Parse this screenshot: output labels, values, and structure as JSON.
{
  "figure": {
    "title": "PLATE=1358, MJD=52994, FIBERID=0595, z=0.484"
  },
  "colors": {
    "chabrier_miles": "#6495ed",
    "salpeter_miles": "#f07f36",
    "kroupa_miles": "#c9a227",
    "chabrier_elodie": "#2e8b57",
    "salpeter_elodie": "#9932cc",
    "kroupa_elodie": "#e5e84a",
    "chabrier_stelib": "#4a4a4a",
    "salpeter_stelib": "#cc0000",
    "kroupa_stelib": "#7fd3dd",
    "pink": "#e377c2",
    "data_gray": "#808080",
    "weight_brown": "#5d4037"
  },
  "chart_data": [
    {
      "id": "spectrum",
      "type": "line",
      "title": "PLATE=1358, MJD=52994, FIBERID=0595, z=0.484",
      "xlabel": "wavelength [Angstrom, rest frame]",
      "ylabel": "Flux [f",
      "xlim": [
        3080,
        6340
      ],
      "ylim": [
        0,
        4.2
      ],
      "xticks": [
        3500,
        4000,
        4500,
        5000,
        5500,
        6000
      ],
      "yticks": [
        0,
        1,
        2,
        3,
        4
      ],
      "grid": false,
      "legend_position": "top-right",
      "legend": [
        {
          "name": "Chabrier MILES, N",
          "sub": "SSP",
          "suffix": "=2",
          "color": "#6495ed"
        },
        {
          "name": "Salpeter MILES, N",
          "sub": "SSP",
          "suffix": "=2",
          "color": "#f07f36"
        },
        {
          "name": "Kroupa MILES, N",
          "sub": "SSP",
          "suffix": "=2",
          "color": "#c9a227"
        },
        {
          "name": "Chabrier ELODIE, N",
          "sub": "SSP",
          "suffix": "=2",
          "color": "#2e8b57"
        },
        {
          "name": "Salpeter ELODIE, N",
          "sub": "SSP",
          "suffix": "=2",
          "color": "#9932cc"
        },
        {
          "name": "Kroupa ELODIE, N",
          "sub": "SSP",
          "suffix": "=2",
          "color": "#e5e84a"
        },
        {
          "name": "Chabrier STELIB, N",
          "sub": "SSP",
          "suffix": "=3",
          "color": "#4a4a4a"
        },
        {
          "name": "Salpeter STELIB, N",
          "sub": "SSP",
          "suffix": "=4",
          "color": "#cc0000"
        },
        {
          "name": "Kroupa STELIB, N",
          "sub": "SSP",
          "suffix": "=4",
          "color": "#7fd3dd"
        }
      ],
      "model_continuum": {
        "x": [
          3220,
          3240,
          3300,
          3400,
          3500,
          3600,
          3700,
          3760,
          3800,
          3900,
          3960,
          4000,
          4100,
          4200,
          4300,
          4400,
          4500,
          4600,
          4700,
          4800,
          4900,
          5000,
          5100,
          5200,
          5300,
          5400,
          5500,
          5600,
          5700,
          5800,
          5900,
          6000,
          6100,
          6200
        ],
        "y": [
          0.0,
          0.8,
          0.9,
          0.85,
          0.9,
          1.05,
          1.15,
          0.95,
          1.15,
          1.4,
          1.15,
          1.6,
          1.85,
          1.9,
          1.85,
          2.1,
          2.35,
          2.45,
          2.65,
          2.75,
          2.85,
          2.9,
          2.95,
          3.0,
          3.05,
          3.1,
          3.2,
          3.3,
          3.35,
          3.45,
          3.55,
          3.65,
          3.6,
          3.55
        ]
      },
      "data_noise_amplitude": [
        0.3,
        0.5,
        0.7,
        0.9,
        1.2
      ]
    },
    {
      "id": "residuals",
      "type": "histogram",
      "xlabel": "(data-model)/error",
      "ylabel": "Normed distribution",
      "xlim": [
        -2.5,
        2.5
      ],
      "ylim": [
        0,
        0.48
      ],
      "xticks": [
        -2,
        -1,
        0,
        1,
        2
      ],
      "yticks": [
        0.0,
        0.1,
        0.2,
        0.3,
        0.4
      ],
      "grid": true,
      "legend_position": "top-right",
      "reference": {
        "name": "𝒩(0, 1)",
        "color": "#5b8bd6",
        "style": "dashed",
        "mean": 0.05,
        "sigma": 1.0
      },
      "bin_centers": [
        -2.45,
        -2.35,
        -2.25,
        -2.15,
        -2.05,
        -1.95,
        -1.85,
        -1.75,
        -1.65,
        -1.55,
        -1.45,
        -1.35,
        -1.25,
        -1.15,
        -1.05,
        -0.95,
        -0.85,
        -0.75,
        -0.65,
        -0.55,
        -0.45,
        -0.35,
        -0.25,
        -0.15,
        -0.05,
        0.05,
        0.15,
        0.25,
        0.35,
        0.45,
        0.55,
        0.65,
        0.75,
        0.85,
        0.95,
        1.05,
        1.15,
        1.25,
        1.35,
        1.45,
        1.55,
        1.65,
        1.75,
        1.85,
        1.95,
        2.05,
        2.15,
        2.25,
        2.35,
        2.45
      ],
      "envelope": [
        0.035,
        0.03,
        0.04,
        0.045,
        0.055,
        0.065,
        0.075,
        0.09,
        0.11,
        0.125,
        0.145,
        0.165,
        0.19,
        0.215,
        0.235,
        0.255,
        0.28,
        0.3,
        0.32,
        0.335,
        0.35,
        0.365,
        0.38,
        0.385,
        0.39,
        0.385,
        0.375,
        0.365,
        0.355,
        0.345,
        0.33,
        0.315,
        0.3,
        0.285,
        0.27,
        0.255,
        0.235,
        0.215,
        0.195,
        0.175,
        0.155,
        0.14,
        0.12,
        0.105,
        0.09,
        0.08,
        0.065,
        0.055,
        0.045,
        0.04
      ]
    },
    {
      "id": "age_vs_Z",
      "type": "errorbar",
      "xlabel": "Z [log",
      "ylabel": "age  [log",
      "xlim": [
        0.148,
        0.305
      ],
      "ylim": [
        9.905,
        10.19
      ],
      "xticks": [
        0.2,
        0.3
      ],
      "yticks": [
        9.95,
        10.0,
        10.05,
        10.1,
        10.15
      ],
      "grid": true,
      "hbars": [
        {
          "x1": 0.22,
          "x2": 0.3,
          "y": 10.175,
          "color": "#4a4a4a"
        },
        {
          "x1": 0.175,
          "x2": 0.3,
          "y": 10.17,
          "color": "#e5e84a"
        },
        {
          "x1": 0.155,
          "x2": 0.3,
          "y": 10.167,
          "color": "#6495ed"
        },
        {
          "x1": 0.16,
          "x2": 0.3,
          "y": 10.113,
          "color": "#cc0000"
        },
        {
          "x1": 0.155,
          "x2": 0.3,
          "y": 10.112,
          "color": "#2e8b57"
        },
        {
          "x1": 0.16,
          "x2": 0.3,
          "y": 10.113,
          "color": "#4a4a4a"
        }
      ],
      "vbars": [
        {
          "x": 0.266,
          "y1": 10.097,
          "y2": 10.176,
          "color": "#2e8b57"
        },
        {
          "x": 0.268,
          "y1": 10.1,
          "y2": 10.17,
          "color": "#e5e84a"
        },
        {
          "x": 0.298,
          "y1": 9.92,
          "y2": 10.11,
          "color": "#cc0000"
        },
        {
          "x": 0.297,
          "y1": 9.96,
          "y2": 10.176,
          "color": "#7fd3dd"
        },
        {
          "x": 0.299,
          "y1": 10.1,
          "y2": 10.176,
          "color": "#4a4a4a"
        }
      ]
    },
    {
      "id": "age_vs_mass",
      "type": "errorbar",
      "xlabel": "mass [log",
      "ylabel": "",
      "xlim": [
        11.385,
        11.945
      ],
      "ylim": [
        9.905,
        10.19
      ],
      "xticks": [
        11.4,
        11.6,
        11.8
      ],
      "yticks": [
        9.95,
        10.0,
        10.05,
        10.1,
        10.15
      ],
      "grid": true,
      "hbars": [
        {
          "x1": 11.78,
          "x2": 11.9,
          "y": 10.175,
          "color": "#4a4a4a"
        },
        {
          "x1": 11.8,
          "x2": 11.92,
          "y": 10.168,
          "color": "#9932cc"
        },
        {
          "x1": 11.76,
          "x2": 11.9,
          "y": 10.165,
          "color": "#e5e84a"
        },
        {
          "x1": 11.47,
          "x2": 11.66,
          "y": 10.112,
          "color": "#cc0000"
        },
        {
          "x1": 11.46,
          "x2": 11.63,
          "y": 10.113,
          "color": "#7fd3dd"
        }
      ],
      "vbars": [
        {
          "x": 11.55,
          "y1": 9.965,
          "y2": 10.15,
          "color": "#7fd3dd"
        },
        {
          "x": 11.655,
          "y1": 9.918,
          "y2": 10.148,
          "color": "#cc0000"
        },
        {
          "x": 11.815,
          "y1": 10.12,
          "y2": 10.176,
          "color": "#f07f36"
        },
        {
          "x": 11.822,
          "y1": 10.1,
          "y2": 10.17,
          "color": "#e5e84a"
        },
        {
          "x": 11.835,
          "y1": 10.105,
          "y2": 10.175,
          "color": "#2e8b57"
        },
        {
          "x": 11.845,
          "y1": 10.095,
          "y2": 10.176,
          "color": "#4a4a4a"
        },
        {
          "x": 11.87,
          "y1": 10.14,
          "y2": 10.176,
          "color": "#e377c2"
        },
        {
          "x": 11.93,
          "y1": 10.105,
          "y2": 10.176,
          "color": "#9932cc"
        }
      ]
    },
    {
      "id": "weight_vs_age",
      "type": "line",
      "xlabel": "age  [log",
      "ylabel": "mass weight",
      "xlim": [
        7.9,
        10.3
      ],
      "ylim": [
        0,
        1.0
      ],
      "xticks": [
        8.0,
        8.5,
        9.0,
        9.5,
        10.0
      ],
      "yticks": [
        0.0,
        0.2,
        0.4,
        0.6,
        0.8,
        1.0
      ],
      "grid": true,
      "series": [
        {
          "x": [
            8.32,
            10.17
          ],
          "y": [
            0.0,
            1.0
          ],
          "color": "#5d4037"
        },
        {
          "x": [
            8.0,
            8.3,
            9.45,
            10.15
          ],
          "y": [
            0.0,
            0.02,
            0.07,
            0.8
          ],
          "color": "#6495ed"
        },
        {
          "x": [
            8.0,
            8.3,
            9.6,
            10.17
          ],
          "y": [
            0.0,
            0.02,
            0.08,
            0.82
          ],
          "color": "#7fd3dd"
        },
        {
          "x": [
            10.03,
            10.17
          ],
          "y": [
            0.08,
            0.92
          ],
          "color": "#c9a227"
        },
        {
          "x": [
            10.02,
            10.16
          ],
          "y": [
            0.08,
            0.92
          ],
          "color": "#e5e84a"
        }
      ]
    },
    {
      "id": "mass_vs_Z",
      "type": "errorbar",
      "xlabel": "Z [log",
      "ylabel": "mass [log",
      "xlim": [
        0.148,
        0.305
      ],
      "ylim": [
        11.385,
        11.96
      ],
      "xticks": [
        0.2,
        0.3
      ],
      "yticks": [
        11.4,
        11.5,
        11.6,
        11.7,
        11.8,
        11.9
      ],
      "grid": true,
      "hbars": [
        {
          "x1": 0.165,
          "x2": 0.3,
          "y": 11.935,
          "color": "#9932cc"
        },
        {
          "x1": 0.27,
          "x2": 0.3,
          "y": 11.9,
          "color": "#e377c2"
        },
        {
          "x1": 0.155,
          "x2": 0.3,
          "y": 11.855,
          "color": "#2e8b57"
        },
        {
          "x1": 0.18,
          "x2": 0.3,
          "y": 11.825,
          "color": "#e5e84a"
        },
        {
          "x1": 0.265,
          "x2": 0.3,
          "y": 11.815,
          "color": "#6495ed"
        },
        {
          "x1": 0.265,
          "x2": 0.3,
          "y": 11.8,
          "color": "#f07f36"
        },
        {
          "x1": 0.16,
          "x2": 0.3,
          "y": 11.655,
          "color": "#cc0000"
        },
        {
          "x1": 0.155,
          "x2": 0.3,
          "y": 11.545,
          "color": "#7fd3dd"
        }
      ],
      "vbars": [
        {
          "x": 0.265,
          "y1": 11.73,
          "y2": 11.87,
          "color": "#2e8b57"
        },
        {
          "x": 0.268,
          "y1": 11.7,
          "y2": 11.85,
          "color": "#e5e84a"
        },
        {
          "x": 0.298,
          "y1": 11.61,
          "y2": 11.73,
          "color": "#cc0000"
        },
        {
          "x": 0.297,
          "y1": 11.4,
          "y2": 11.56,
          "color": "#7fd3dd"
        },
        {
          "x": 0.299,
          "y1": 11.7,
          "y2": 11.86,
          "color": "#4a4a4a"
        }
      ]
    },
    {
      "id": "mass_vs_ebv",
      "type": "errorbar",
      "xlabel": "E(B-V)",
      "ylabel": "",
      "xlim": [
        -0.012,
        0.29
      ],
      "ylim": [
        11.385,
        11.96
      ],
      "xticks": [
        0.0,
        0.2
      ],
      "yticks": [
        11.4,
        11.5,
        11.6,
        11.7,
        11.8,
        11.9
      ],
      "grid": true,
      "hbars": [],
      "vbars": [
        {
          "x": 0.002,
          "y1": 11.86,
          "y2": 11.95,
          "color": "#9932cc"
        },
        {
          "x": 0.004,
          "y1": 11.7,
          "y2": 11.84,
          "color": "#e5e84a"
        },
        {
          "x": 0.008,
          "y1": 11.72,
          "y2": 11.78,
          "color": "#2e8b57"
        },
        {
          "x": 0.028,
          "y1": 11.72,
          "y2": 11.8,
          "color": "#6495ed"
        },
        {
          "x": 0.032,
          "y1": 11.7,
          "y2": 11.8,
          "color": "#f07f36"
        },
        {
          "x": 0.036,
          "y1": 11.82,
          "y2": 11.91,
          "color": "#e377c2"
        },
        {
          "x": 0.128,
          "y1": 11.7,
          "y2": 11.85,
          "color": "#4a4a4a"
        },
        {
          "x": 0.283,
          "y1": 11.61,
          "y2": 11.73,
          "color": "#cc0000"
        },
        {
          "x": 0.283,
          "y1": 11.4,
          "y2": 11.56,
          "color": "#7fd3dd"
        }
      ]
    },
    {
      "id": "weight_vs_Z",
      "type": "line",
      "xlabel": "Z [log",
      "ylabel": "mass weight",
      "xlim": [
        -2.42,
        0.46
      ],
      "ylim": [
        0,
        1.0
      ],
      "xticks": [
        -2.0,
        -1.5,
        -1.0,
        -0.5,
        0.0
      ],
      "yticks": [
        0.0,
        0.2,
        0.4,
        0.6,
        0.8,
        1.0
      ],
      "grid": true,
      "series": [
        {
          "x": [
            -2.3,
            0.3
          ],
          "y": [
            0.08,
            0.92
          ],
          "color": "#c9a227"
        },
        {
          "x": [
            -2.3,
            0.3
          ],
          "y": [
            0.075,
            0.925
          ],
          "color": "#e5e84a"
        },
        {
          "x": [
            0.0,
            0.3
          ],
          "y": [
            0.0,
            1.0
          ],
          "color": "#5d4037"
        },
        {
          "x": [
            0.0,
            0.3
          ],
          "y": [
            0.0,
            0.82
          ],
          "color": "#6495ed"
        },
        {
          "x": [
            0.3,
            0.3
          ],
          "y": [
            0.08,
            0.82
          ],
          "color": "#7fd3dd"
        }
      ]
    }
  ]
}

◇ ◇ ◇ ◇ ◇

Indicate how many lines of the material include the word "PLATE"; the number alone is required.

#### Full answer:
2